- TASK
With the pictures omitted, write out the entries that follow exactly as they stand.

* Begin DATA SUPPLIED *

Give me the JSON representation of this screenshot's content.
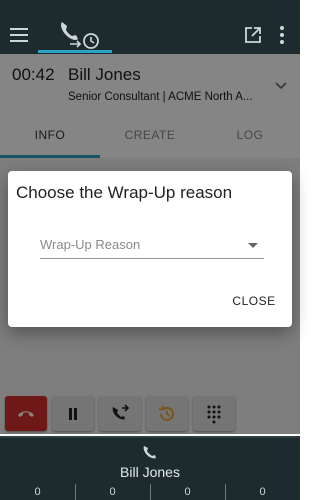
{
  "topbar": {
    "menu_icon": "hamburger-menu-icon",
    "call_tab_icon": "phone-history-icon",
    "popout_icon": "open-in-new-icon",
    "more_icon": "more-vert-icon"
  },
  "call": {
    "timer": "00:42",
    "name": "Bill Jones",
    "subtitle": "Senior Consultant | ACME North A..."
  },
  "tabs": [
    {
      "label": "INFO",
      "active": true
    },
    {
      "label": "CREATE",
      "active": false
    },
    {
      "label": "LOG",
      "active": false
    }
  ],
  "dialog": {
    "title": "Choose the Wrap-Up reason",
    "select_placeholder": "Wrap-Up Reason",
    "close_label": "CLOSE"
  },
  "controls": [
    {
      "name": "hangup-icon",
      "color": "#d32f2f"
    },
    {
      "name": "pause-icon"
    },
    {
      "name": "transfer-call-icon"
    },
    {
      "name": "wrap-up-history-icon",
      "color": "#e0a020"
    },
    {
      "name": "dialpad-icon"
    }
  ],
  "bottombar": {
    "phone_icon": "phone-icon",
    "name": "Bill Jones",
    "counters": [
      "0",
      "0",
      "0",
      "0"
    ]
  },
  "colors": {
    "bar": "#1e2b2e",
    "accent": "#2aa4c6",
    "hangup": "#d32f2f",
    "wrapup": "#e0a020"
  }
}
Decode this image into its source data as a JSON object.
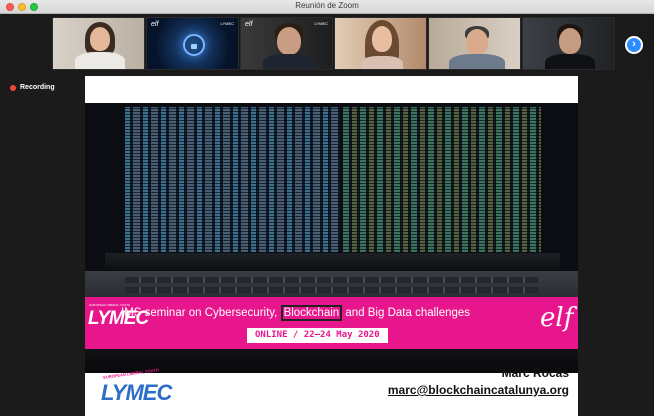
{
  "window": {
    "title": "Reunión de Zoom"
  },
  "strip": {
    "participants": [
      {
        "id": "p1"
      },
      {
        "id": "p2"
      },
      {
        "id": "p3"
      },
      {
        "id": "p4"
      },
      {
        "id": "p5"
      },
      {
        "id": "p6"
      }
    ],
    "next_icon": "chevron-right-icon",
    "tile_logo_text": "elf",
    "tile_logo_small": "LYMEC"
  },
  "recording": {
    "label": "Recording",
    "color": "#f24141"
  },
  "slide": {
    "banner": {
      "logo": "LYMEC",
      "text_before": "IMS seminar on Cybersecurity, ",
      "text_highlight": "Blockchain",
      "text_after": " and Big Data challenges",
      "date": "ONLINE / 22–24 May 2020",
      "elf_logo": "elf",
      "color": "#e8168c"
    },
    "footer": {
      "lymec_tagline": "EUROPEAN LIBERAL YOUTH",
      "lymec_logo": "LYMEC",
      "speaker_name": "Marc Rocas",
      "speaker_email": "marc@blockchaincatalunya.org"
    }
  },
  "colors": {
    "accent": "#2d8cff",
    "lymec_blue": "#2d6fc6"
  }
}
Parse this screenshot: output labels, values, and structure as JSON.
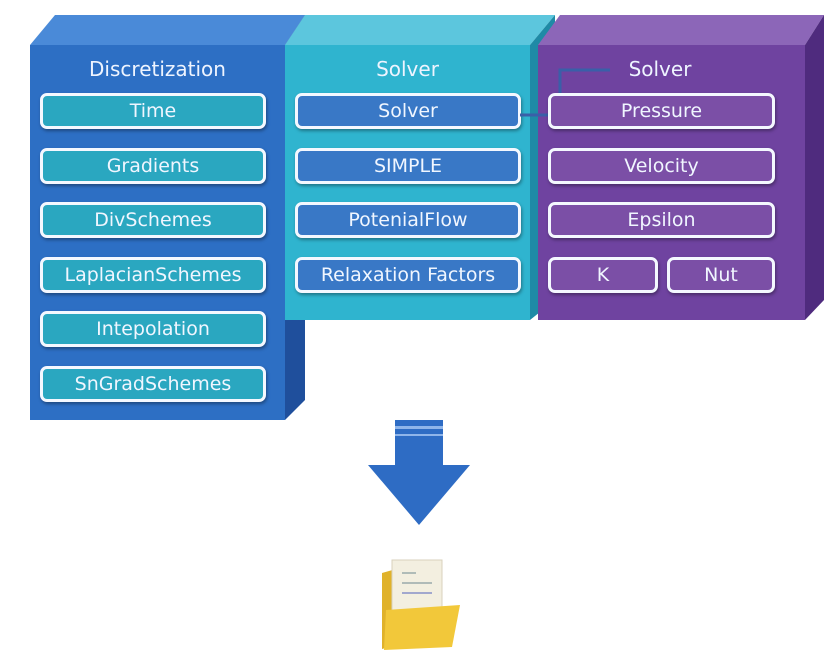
{
  "colors": {
    "discretization": "#2d6fc4",
    "solver": "#2fb4cf",
    "solver_settings": "#6f43a0",
    "arrow": "#2e6cc4",
    "folder": "#f2c83a"
  },
  "columns": [
    {
      "title": "Discretization",
      "items": [
        "Time",
        "Gradients",
        "DivSchemes",
        "LaplacianSchemes",
        "Intepolation",
        "SnGradSchemes"
      ]
    },
    {
      "title": "Solver",
      "items": [
        "Solver",
        "SIMPLE",
        "PotenialFlow",
        "Relaxation Factors"
      ]
    },
    {
      "title": "Solver",
      "items": [
        "Pressure",
        "Velocity",
        "Epsilon",
        "K",
        "Nut"
      ]
    }
  ],
  "icons": {
    "arrow": "arrow-down-icon",
    "output": "folder-document-icon"
  }
}
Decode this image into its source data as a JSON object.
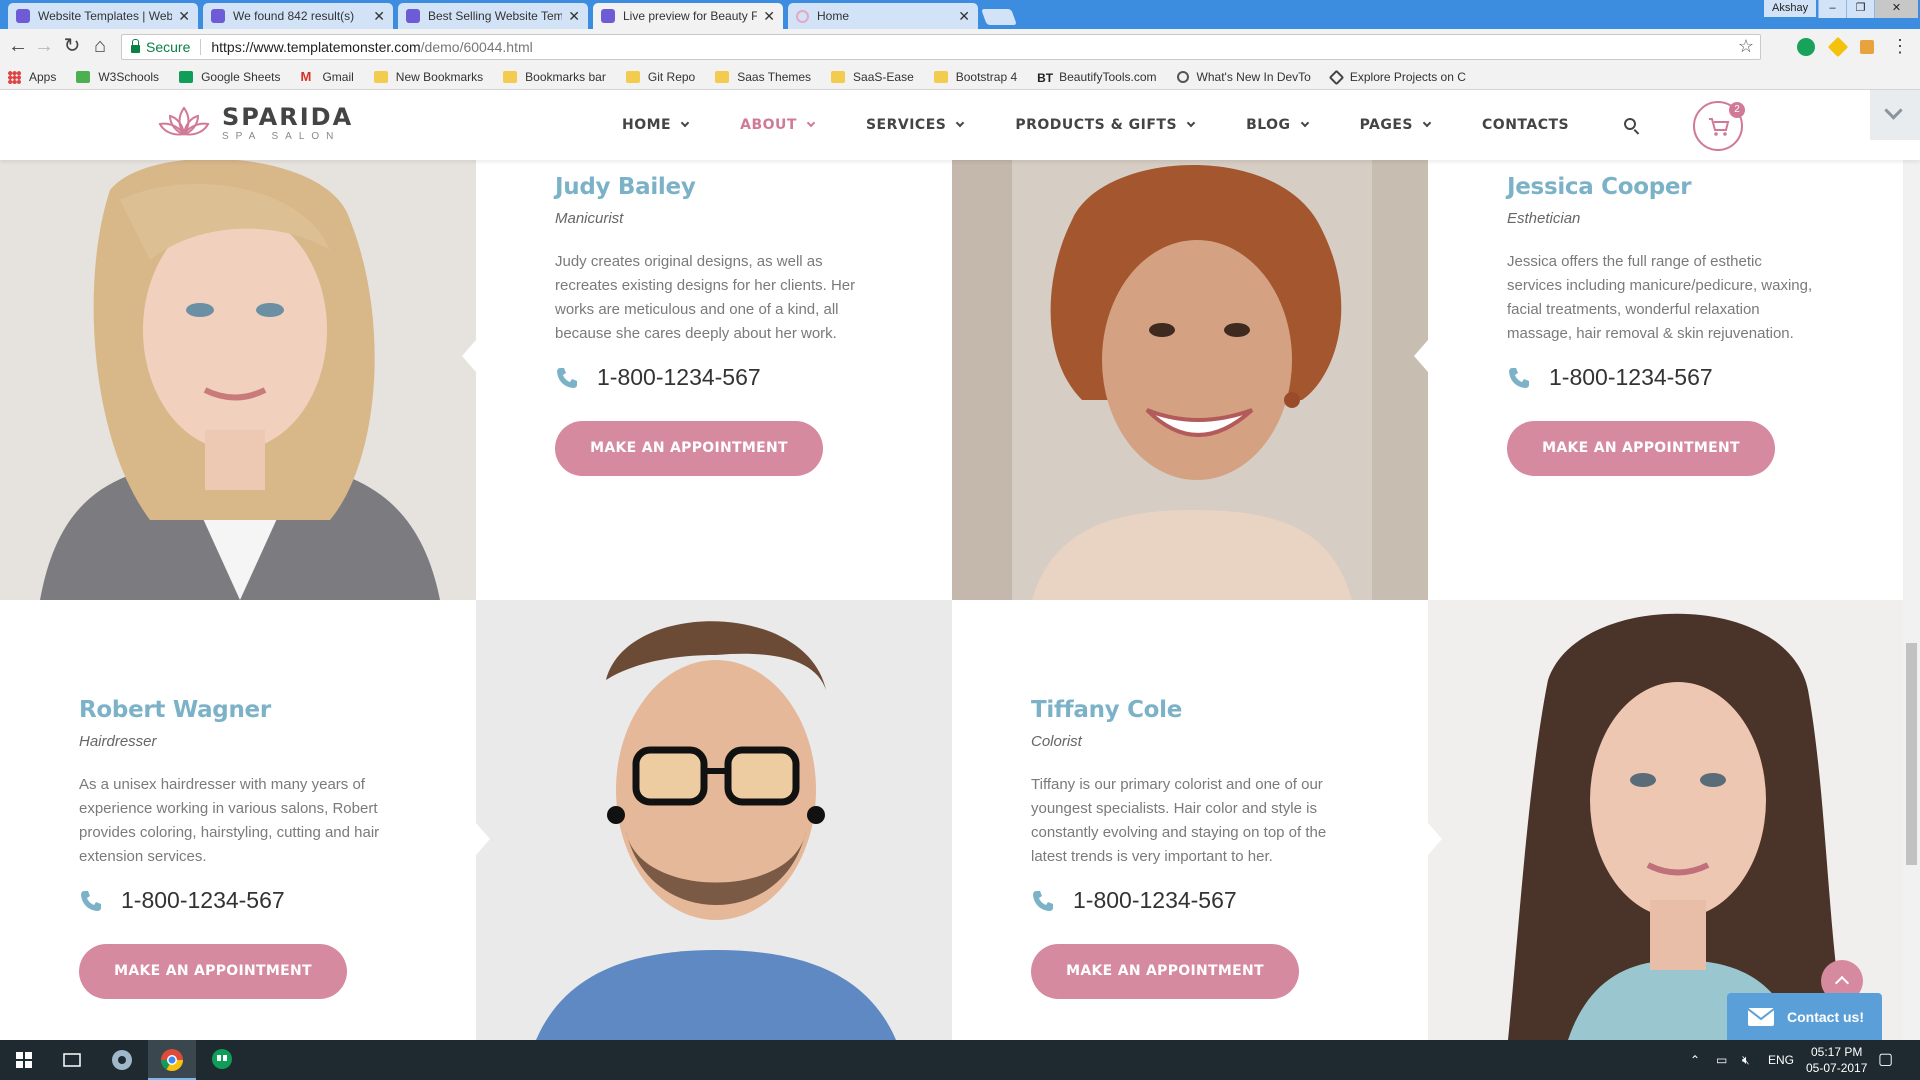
{
  "browser": {
    "tabs": [
      {
        "title": "Website Templates | Web",
        "active": false
      },
      {
        "title": "We found 842 result(s)",
        "active": false
      },
      {
        "title": "Best Selling Website Tem",
        "active": false
      },
      {
        "title": "Live preview for Beauty F",
        "active": true
      },
      {
        "title": "Home",
        "active": false
      }
    ],
    "user": "Akshay",
    "window_controls": {
      "minimize": "–",
      "restore": "❐",
      "close": "✕"
    },
    "security_label": "Secure",
    "url_host": "https://www.templatemonster.com",
    "url_path": "/demo/60044.html",
    "bookmarks": [
      {
        "label": "Apps",
        "icon": "apps-grid-icon"
      },
      {
        "label": "W3Schools",
        "icon": "w3schools-icon"
      },
      {
        "label": "Google Sheets",
        "icon": "sheets-icon"
      },
      {
        "label": "Gmail",
        "icon": "gmail-icon"
      },
      {
        "label": "New Bookmarks",
        "icon": "folder-icon"
      },
      {
        "label": "Bookmarks bar",
        "icon": "folder-icon"
      },
      {
        "label": "Git Repo",
        "icon": "folder-icon"
      },
      {
        "label": "Saas Themes",
        "icon": "folder-icon"
      },
      {
        "label": "SaaS-Ease",
        "icon": "folder-icon"
      },
      {
        "label": "Bootstrap 4",
        "icon": "folder-icon"
      },
      {
        "label": "BeautifyTools.com",
        "icon": "bt-icon"
      },
      {
        "label": "What's New In DevTo",
        "icon": "devtools-icon"
      },
      {
        "label": "Explore Projects on C",
        "icon": "codepen-icon"
      }
    ]
  },
  "site": {
    "brand": "SPARIDA",
    "tagline": "SPA SALON",
    "accent_color": "#d07a96",
    "name_color": "#7cb2c8",
    "menu": [
      {
        "label": "HOME",
        "dropdown": true,
        "active": false
      },
      {
        "label": "ABOUT",
        "dropdown": true,
        "active": true
      },
      {
        "label": "SERVICES",
        "dropdown": true,
        "active": false
      },
      {
        "label": "PRODUCTS & GIFTS",
        "dropdown": true,
        "active": false
      },
      {
        "label": "BLOG",
        "dropdown": true,
        "active": false
      },
      {
        "label": "PAGES",
        "dropdown": true,
        "active": false
      },
      {
        "label": "CONTACTS",
        "dropdown": false,
        "active": false
      }
    ],
    "cart_count": "2"
  },
  "team": [
    {
      "name": "Judy Bailey",
      "role": "Manicurist",
      "bio": "Judy creates original designs, as well as recreates existing designs for her clients. Her works are meticulous and one of a kind, all because she cares deeply about her work.",
      "phone": "1-800-1234-567",
      "cta": "MAKE AN APPOINTMENT"
    },
    {
      "name": "Jessica Cooper",
      "role": "Esthetician",
      "bio": "Jessica offers the full range of esthetic services including manicure/pedicure, waxing, facial treatments, wonderful relaxation massage, hair removal & skin rejuvenation.",
      "phone": "1-800-1234-567",
      "cta": "MAKE AN APPOINTMENT"
    },
    {
      "name": "Robert Wagner",
      "role": "Hairdresser",
      "bio": "As a unisex hairdresser with many years of experience working in various salons, Robert provides coloring, hairstyling, cutting and hair extension services.",
      "phone": "1-800-1234-567",
      "cta": "MAKE AN APPOINTMENT"
    },
    {
      "name": "Tiffany Cole",
      "role": "Colorist",
      "bio": "Tiffany is our primary colorist and one of our youngest specialists. Hair color and style is constantly evolving and staying on top of the latest trends is very important to her.",
      "phone": "1-800-1234-567",
      "cta": "MAKE AN APPOINTMENT"
    }
  ],
  "widgets": {
    "contact_us": "Contact us!"
  },
  "taskbar": {
    "language": "ENG",
    "time": "05:17 PM",
    "date": "05-07-2017"
  }
}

* End DATA SUPPLIED *

- COMPLETED TASK
Give me the JSON representation of this screenshot's content.
{
  "topbar": {
    "menu_icon": "hamburger-menu-icon",
    "call_tab_icon": "phone-history-icon",
    "popout_icon": "open-in-new-icon",
    "more_icon": "more-vert-icon"
  },
  "call": {
    "timer": "00:42",
    "name": "Bill Jones",
    "subtitle": "Senior Consultant | ACME North A..."
  },
  "tabs": [
    {
      "label": "INFO",
      "active": true
    },
    {
      "label": "CREATE",
      "active": false
    },
    {
      "label": "LOG",
      "active": false
    }
  ],
  "dialog": {
    "title": "Choose the Wrap-Up reason",
    "select_placeholder": "Wrap-Up Reason",
    "close_label": "CLOSE"
  },
  "controls": [
    {
      "name": "hangup-icon",
      "color": "#d32f2f"
    },
    {
      "name": "pause-icon"
    },
    {
      "name": "transfer-call-icon"
    },
    {
      "name": "wrap-up-history-icon",
      "color": "#e0a020"
    },
    {
      "name": "dialpad-icon"
    }
  ],
  "bottombar": {
    "phone_icon": "phone-icon",
    "name": "Bill Jones",
    "counters": [
      "0",
      "0",
      "0",
      "0"
    ]
  },
  "colors": {
    "bar": "#1e2b2e",
    "accent": "#2aa4c6",
    "hangup": "#d32f2f",
    "wrapup": "#e0a020"
  }
}
Decode this image into its source data as a JSON object.
{
  "window": {
    "title": "Reunión de Zoom"
  },
  "strip": {
    "participants": [
      {
        "id": "p1"
      },
      {
        "id": "p2"
      },
      {
        "id": "p3"
      },
      {
        "id": "p4"
      },
      {
        "id": "p5"
      },
      {
        "id": "p6"
      }
    ],
    "next_icon": "chevron-right-icon",
    "tile_logo_text": "elf",
    "tile_logo_small": "LYMEC"
  },
  "recording": {
    "label": "Recording",
    "color": "#f24141"
  },
  "slide": {
    "banner": {
      "logo": "LYMEC",
      "text_before": "IMS seminar on Cybersecurity, ",
      "text_highlight": "Blockchain",
      "text_after": " and Big Data challenges",
      "date": "ONLINE / 22–24 May 2020",
      "elf_logo": "elf",
      "color": "#e8168c"
    },
    "footer": {
      "lymec_tagline": "EUROPEAN LIBERAL YOUTH",
      "lymec_logo": "LYMEC",
      "speaker_name": "Marc Rocas",
      "speaker_email": "marc@blockchaincatalunya.org"
    }
  },
  "colors": {
    "accent": "#2d8cff",
    "lymec_blue": "#2d6fc6"
  }
}
Parse this screenshot: output labels, values, and structure as JSON.
{
  "colors": {
    "discretization": "#2d6fc4",
    "solver": "#2fb4cf",
    "solver_settings": "#6f43a0",
    "arrow": "#2e6cc4",
    "folder": "#f2c83a"
  },
  "columns": [
    {
      "title": "Discretization",
      "items": [
        "Time",
        "Gradients",
        "DivSchemes",
        "LaplacianSchemes",
        "Intepolation",
        "SnGradSchemes"
      ]
    },
    {
      "title": "Solver",
      "items": [
        "Solver",
        "SIMPLE",
        "PotenialFlow",
        "Relaxation Factors"
      ]
    },
    {
      "title": "Solver",
      "items": [
        "Pressure",
        "Velocity",
        "Epsilon",
        "K",
        "Nut"
      ]
    }
  ],
  "icons": {
    "arrow": "arrow-down-icon",
    "output": "folder-document-icon"
  }
}
Decode this image into its source data as a JSON object.
{
  "browser": {
    "tabs": [
      {
        "title": "Website Templates | Web",
        "active": false
      },
      {
        "title": "We found 842 result(s)",
        "active": false
      },
      {
        "title": "Best Selling Website Tem",
        "active": false
      },
      {
        "title": "Live preview for Beauty F",
        "active": true
      },
      {
        "title": "Home",
        "active": false
      }
    ],
    "user": "Akshay",
    "window_controls": {
      "minimize": "–",
      "restore": "❐",
      "close": "✕"
    },
    "security_label": "Secure",
    "url_host": "https://www.templatemonster.com",
    "url_path": "/demo/60044.html",
    "bookmarks": [
      {
        "label": "Apps",
        "icon": "apps-grid-icon"
      },
      {
        "label": "W3Schools",
        "icon": "w3schools-icon"
      },
      {
        "label": "Google Sheets",
        "icon": "sheets-icon"
      },
      {
        "label": "Gmail",
        "icon": "gmail-icon"
      },
      {
        "label": "New Bookmarks",
        "icon": "folder-icon"
      },
      {
        "label": "Bookmarks bar",
        "icon": "folder-icon"
      },
      {
        "label": "Git Repo",
        "icon": "folder-icon"
      },
      {
        "label": "Saas Themes",
        "icon": "folder-icon"
      },
      {
        "label": "SaaS-Ease",
        "icon": "folder-icon"
      },
      {
        "label": "Bootstrap 4",
        "icon": "folder-icon"
      },
      {
        "label": "BeautifyTools.com",
        "icon": "bt-icon"
      },
      {
        "label": "What's New In DevTo",
        "icon": "devtools-icon"
      },
      {
        "label": "Explore Projects on C",
        "icon": "codepen-icon"
      }
    ]
  },
  "site": {
    "brand": "SPARIDA",
    "tagline": "SPA SALON",
    "accent_color": "#d07a96",
    "name_color": "#7cb2c8",
    "menu": [
      {
        "label": "HOME",
        "dropdown": true,
        "active": false
      },
      {
        "label": "ABOUT",
        "dropdown": true,
        "active": true
      },
      {
        "label": "SERVICES",
        "dropdown": true,
        "active": false
      },
      {
        "label": "PRODUCTS & GIFTS",
        "dropdown": true,
        "active": false
      },
      {
        "label": "BLOG",
        "dropdown": true,
        "active": false
      },
      {
        "label": "PAGES",
        "dropdown": true,
        "active": false
      },
      {
        "label": "CONTACTS",
        "dropdown": false,
        "active": false
      }
    ],
    "cart_count": "2"
  },
  "team": [
    {
      "name": "Judy Bailey",
      "role": "Manicurist",
      "bio": "Judy creates original designs, as well as recreates existing designs for her clients. Her works are meticulous and one of a kind, all because she cares deeply about her work.",
      "phone": "1-800-1234-567",
      "cta": "MAKE AN APPOINTMENT"
    },
    {
      "name": "Jessica Cooper",
      "role": "Esthetician",
      "bio": "Jessica offers the full range of esthetic services including manicure/pedicure, waxing, facial treatments, wonderful relaxation massage, hair removal & skin rejuvenation.",
      "phone": "1-800-1234-567",
      "cta": "MAKE AN APPOINTMENT"
    },
    {
      "name": "Robert Wagner",
      "role": "Hairdresser",
      "bio": "As a unisex hairdresser with many years of experience working in various salons, Robert provides coloring, hairstyling, cutting and hair extension services.",
      "phone": "1-800-1234-567",
      "cta": "MAKE AN APPOINTMENT"
    },
    {
      "name": "Tiffany Cole",
      "role": "Colorist",
      "bio": "Tiffany is our primary colorist and one of our youngest specialists. Hair color and style is constantly evolving and staying on top of the latest trends is very important to her.",
      "phone": "1-800-1234-567",
      "cta": "MAKE AN APPOINTMENT"
    }
  ],
  "widgets": {
    "contact_us": "Contact us!"
  },
  "taskbar": {
    "language": "ENG",
    "time": "05:17 PM",
    "date": "05-07-2017"
  }
}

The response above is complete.